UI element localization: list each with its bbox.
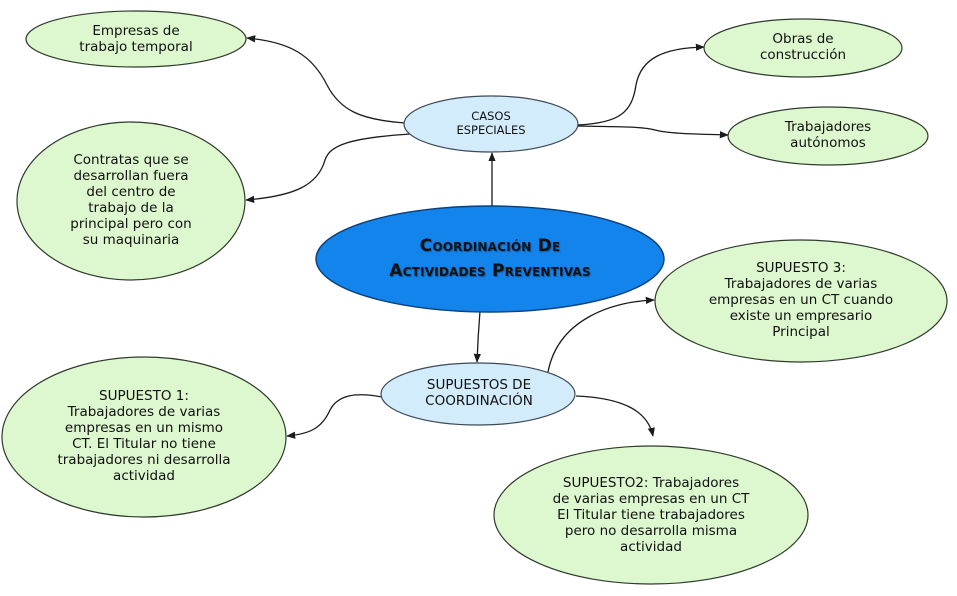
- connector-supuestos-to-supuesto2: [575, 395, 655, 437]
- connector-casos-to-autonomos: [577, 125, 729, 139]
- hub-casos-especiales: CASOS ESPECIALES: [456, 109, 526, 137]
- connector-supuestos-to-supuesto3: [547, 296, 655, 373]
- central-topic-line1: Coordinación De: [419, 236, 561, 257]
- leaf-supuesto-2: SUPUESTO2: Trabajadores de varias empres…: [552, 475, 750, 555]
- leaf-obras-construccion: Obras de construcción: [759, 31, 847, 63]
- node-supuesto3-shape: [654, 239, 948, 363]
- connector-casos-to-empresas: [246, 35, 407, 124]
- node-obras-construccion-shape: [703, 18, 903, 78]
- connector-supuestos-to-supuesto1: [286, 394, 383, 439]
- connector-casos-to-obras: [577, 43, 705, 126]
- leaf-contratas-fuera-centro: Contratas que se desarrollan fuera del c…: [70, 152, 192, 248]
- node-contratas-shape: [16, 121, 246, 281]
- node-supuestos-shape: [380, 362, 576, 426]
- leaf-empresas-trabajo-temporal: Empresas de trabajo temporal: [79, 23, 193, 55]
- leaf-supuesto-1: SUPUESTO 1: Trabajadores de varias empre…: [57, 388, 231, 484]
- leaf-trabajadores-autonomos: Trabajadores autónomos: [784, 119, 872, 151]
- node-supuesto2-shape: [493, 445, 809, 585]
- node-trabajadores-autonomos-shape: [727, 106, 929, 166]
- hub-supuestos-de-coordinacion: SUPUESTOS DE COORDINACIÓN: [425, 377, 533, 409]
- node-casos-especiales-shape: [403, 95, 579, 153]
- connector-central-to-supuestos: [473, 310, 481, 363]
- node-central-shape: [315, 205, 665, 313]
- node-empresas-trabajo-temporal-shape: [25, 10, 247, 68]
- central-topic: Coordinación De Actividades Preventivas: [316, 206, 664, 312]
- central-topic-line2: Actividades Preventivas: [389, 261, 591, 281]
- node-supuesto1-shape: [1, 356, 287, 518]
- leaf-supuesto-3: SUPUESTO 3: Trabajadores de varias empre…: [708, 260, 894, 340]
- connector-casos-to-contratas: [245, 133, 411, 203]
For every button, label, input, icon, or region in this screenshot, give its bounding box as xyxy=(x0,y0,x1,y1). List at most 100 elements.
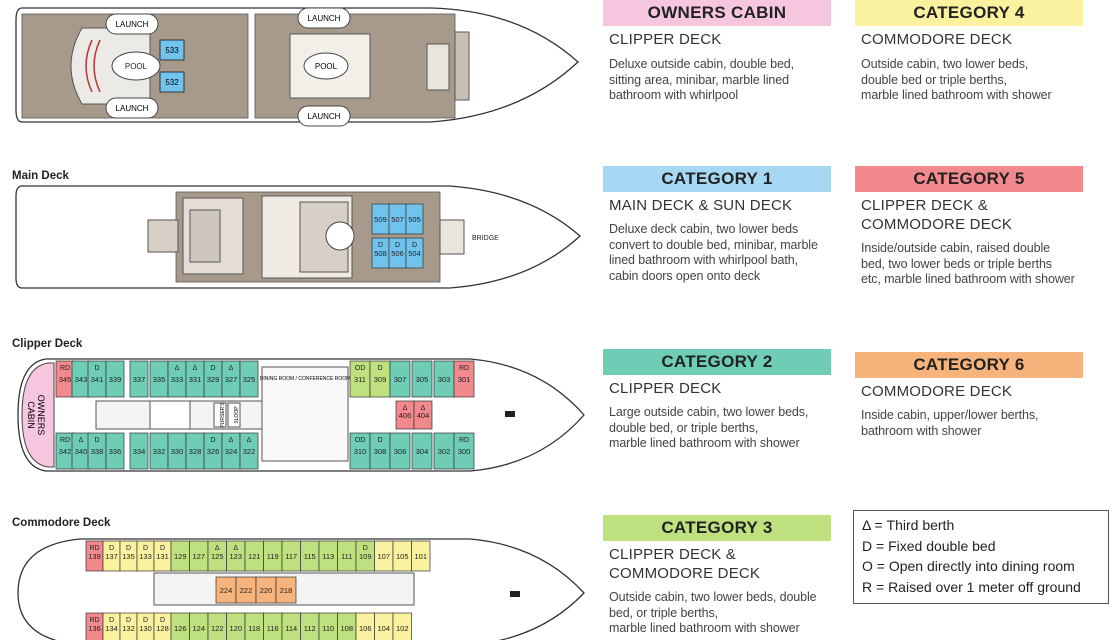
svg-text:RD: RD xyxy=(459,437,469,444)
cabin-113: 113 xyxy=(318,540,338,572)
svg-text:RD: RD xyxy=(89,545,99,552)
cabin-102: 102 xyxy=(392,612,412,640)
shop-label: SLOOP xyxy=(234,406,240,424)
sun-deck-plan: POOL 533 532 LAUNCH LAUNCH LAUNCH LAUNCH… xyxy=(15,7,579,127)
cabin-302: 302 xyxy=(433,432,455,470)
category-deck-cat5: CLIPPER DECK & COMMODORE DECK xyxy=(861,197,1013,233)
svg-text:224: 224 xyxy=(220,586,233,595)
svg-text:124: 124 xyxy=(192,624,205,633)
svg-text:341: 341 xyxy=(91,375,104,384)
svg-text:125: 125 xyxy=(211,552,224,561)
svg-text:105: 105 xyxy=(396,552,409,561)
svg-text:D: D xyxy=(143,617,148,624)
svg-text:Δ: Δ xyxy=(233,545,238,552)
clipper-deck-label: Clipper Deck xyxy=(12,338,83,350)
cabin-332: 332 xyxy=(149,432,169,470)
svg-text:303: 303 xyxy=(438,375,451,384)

_What the task asks_. Output the stretch from the line containing "- connector-supuestos-to-supuesto2: [575, 395, 655, 437]" through the line containing "For every button, label, input, icon, or", both included, reproducing each line unchanged.

_Output below_.
- connector-supuestos-to-supuesto2: [575, 395, 655, 437]
- connector-casos-to-autonomos: [577, 125, 729, 139]
- hub-casos-especiales: CASOS ESPECIALES: [456, 109, 526, 137]
- connector-supuestos-to-supuesto3: [547, 296, 655, 373]
- central-topic-line1: Coordinación De: [419, 236, 561, 257]
- leaf-supuesto-2: SUPUESTO2: Trabajadores de varias empres…: [552, 475, 750, 555]
- leaf-obras-construccion: Obras de construcción: [759, 31, 847, 63]
- node-supuesto3-shape: [654, 239, 948, 363]
- connector-casos-to-empresas: [246, 35, 407, 124]
- node-obras-construccion-shape: [703, 18, 903, 78]
- connector-supuestos-to-supuesto1: [286, 394, 383, 439]
- connector-casos-to-obras: [577, 43, 705, 126]
- leaf-contratas-fuera-centro: Contratas que se desarrollan fuera del c…: [70, 152, 192, 248]
- node-contratas-shape: [16, 121, 246, 281]
- node-supuestos-shape: [380, 362, 576, 426]
- leaf-empresas-trabajo-temporal: Empresas de trabajo temporal: [79, 23, 193, 55]
- leaf-supuesto-1: SUPUESTO 1: Trabajadores de varias empre…: [57, 388, 231, 484]
- leaf-trabajadores-autonomos: Trabajadores autónomos: [784, 119, 872, 151]
- node-supuesto2-shape: [493, 445, 809, 585]
- node-trabajadores-autonomos-shape: [727, 106, 929, 166]
- hub-supuestos-de-coordinacion: SUPUESTOS DE COORDINACIÓN: [425, 377, 533, 409]
- node-casos-especiales-shape: [403, 95, 579, 153]
- connector-central-to-supuestos: [473, 310, 481, 363]
- node-central-shape: [315, 205, 665, 313]
- node-empresas-trabajo-temporal-shape: [25, 10, 247, 68]
- central-topic: Coordinación De Actividades Preventivas: [316, 206, 664, 312]
- central-topic-line2: Actividades Preventivas: [389, 261, 591, 281]
- node-supuesto1-shape: [1, 356, 287, 518]
- leaf-supuesto-3: SUPUESTO 3: Trabajadores de varias empre…: [708, 260, 894, 340]
- connector-casos-to-contratas: [245, 133, 411, 203]
For every button, label, input, icon, or region in this screenshot, give its bounding box as xyxy=(x0,y0,x1,y1). List at most 100 elements.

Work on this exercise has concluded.